_PROBLEM TO WORK ON_
Render every line of the listing as a Markdown table with the columns Number and Listing line, numbering the rows in order and leaving out blank lines.

──────── DATA FOR THE TASK ────────

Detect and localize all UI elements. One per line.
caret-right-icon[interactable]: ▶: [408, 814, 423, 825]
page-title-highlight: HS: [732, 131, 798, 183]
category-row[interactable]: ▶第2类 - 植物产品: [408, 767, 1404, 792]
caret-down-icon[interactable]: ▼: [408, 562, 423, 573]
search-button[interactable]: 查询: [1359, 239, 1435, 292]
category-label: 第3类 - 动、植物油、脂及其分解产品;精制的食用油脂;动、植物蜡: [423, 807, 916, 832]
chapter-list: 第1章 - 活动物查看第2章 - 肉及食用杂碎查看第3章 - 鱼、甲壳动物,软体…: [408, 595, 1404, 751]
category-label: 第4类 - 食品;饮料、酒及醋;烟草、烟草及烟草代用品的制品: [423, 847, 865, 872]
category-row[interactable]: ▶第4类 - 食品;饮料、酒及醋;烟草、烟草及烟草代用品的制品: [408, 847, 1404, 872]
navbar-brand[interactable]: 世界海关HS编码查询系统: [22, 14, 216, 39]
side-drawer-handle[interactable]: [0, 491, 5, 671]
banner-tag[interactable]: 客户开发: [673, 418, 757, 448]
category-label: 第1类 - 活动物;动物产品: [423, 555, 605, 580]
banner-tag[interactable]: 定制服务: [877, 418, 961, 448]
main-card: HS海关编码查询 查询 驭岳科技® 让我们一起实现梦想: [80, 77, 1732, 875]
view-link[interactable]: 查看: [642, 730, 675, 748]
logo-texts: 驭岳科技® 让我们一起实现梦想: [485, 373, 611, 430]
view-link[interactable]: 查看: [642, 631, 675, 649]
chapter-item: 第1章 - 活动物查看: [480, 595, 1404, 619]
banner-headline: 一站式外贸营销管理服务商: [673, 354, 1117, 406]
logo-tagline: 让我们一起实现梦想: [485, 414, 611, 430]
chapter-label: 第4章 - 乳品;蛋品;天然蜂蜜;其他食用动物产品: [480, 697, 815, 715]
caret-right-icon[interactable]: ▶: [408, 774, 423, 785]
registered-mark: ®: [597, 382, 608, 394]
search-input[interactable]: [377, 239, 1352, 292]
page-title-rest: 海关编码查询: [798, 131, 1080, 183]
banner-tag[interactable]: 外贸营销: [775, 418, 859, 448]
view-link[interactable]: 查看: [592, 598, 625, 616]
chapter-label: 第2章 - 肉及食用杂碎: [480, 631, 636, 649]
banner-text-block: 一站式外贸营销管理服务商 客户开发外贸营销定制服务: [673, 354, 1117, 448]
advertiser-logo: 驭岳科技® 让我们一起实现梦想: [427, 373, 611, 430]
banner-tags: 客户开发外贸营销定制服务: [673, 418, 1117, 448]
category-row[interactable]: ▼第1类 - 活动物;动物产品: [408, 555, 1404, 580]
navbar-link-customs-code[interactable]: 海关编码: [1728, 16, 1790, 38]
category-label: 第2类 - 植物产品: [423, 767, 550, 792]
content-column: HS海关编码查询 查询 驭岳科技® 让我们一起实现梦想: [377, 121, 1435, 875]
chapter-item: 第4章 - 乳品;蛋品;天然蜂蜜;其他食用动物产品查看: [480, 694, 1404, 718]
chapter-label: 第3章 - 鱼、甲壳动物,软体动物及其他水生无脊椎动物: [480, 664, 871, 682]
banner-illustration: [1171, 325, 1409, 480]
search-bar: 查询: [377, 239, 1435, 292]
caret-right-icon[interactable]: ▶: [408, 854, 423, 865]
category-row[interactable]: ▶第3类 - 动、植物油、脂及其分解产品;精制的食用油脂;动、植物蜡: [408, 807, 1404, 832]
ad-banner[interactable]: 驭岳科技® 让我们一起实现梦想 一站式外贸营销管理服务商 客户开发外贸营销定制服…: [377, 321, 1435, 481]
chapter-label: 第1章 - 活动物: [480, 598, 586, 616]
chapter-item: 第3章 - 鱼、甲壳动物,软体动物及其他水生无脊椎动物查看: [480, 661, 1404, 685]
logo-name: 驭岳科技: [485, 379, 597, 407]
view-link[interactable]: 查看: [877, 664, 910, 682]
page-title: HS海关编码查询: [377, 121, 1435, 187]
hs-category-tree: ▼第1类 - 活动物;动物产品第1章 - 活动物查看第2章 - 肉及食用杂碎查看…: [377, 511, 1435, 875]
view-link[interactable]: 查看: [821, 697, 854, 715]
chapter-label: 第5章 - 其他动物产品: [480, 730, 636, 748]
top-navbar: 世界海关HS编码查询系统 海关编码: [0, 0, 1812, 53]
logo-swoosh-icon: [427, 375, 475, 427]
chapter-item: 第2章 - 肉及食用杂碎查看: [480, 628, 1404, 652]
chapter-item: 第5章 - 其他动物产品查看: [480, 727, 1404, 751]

────────

_REPLY_
| Number | Listing line |
|---|---|
| 1 | Detect and localize all UI elements. One per line. |
| 2 | caret-right-icon[interactable]: ▶: [408, 814, 423, 825] |
| 3 | page-title-highlight: HS: [732, 131, 798, 183] |
| 4 | category-row[interactable]: ▶第2类 - 植物产品: [408, 767, 1404, 792] |
| 5 | caret-down-icon[interactable]: ▼: [408, 562, 423, 573] |
| 6 | search-button[interactable]: 查询: [1359, 239, 1435, 292] |
| 7 | category-label: 第3类 - 动、植物油、脂及其分解产品;精制的食用油脂;动、植物蜡: [423, 807, 916, 832] |
| 8 | chapter-list: 第1章 - 活动物查看第2章 - 肉及食用杂碎查看第3章 - 鱼、甲壳动物,软体…: [408, 595, 1404, 751] |
| 9 | category-label: 第4类 - 食品;饮料、酒及醋;烟草、烟草及烟草代用品的制品: [423, 847, 865, 872] |
| 10 | category-row[interactable]: ▶第4类 - 食品;饮料、酒及醋;烟草、烟草及烟草代用品的制品: [408, 847, 1404, 872] |
| 11 | navbar-brand[interactable]: 世界海关HS编码查询系统: [22, 14, 216, 39] |
| 12 | side-drawer-handle[interactable]: [0, 491, 5, 671] |
| 13 | banner-tag[interactable]: 客户开发: [673, 418, 757, 448] |
| 14 | category-label: 第1类 - 活动物;动物产品: [423, 555, 605, 580] |
| 15 | banner-tag[interactable]: 定制服务: [877, 418, 961, 448] |
| 16 | main-card: HS海关编码查询 查询 驭岳科技® 让我们一起实现梦想: [80, 77, 1732, 875] |
| 17 | view-link[interactable]: 查看: [642, 730, 675, 748] |
| 18 | logo-texts: 驭岳科技® 让我们一起实现梦想: [485, 373, 611, 430] |
| 19 | view-link[interactable]: 查看: [642, 631, 675, 649] |
| 20 | chapter-item: 第1章 - 活动物查看: [480, 595, 1404, 619] |
| 21 | banner-headline: 一站式外贸营销管理服务商: [673, 354, 1117, 406] |
| 22 | logo-tagline: 让我们一起实现梦想: [485, 414, 611, 430] |
| 23 | chapter-label: 第4章 - 乳品;蛋品;天然蜂蜜;其他食用动物产品: [480, 697, 815, 715] |
| 24 | caret-right-icon[interactable]: ▶: [408, 774, 423, 785] |
| 25 | registered-mark: ®: [597, 382, 608, 394] |
| 26 | search-input[interactable]: [377, 239, 1352, 292] |
| 27 | page-title-rest: 海关编码查询: [798, 131, 1080, 183] |
| 28 | banner-tag[interactable]: 外贸营销: [775, 418, 859, 448] |
| 29 | view-link[interactable]: 查看: [592, 598, 625, 616] |
| 30 | chapter-label: 第2章 - 肉及食用杂碎: [480, 631, 636, 649] |
| 31 | banner-text-block: 一站式外贸营销管理服务商 客户开发外贸营销定制服务: [673, 354, 1117, 448] |
| 32 | advertiser-logo: 驭岳科技® 让我们一起实现梦想: [427, 373, 611, 430] |
| 33 | banner-tags: 客户开发外贸营销定制服务: [673, 418, 1117, 448] |
| 34 | category-row[interactable]: ▼第1类 - 活动物;动物产品: [408, 555, 1404, 580] |
| 35 | navbar-link-customs-code[interactable]: 海关编码: [1728, 16, 1790, 38] |
| 36 | category-label: 第2类 - 植物产品: [423, 767, 550, 792] |
| 37 | content-column: HS海关编码查询 查询 驭岳科技® 让我们一起实现梦想: [377, 121, 1435, 875] |
| 38 | chapter-item: 第4章 - 乳品;蛋品;天然蜂蜜;其他食用动物产品查看: [480, 694, 1404, 718] |
| 39 | chapter-label: 第3章 - 鱼、甲壳动物,软体动物及其他水生无脊椎动物: [480, 664, 871, 682] |
| 40 | banner-illustration: [1171, 325, 1409, 480] |
| 41 | search-bar: 查询: [377, 239, 1435, 292] |
| 42 | caret-right-icon[interactable]: ▶: [408, 854, 423, 865] |
| 43 | category-row[interactable]: ▶第3类 - 动、植物油、脂及其分解产品;精制的食用油脂;动、植物蜡: [408, 807, 1404, 832] |
| 44 | ad-banner[interactable]: 驭岳科技® 让我们一起实现梦想 一站式外贸营销管理服务商 客户开发外贸营销定制服…: [377, 321, 1435, 481] |
| 45 | chapter-label: 第1章 - 活动物: [480, 598, 586, 616] |
| 46 | chapter-item: 第3章 - 鱼、甲壳动物,软体动物及其他水生无脊椎动物查看: [480, 661, 1404, 685] |
| 47 | logo-name: 驭岳科技: [485, 379, 597, 407] |
| 48 | view-link[interactable]: 查看: [877, 664, 910, 682] |
| 49 | page-title: HS海关编码查询: [377, 121, 1435, 187] |
| 50 | hs-category-tree: ▼第1类 - 活动物;动物产品第1章 - 活动物查看第2章 - 肉及食用杂碎查看…: [377, 511, 1435, 875] |
| 51 | view-link[interactable]: 查看: [821, 697, 854, 715] |
| 52 | chapter-label: 第5章 - 其他动物产品: [480, 730, 636, 748] |
| 53 | top-navbar: 世界海关HS编码查询系统 海关编码: [0, 0, 1812, 53] |
| 54 | logo-swoosh-icon: [427, 375, 475, 427] |
| 55 | chapter-item: 第2章 - 肉及食用杂碎查看: [480, 628, 1404, 652] |
| 56 | chapter-item: 第5章 - 其他动物产品查看: [480, 727, 1404, 751] |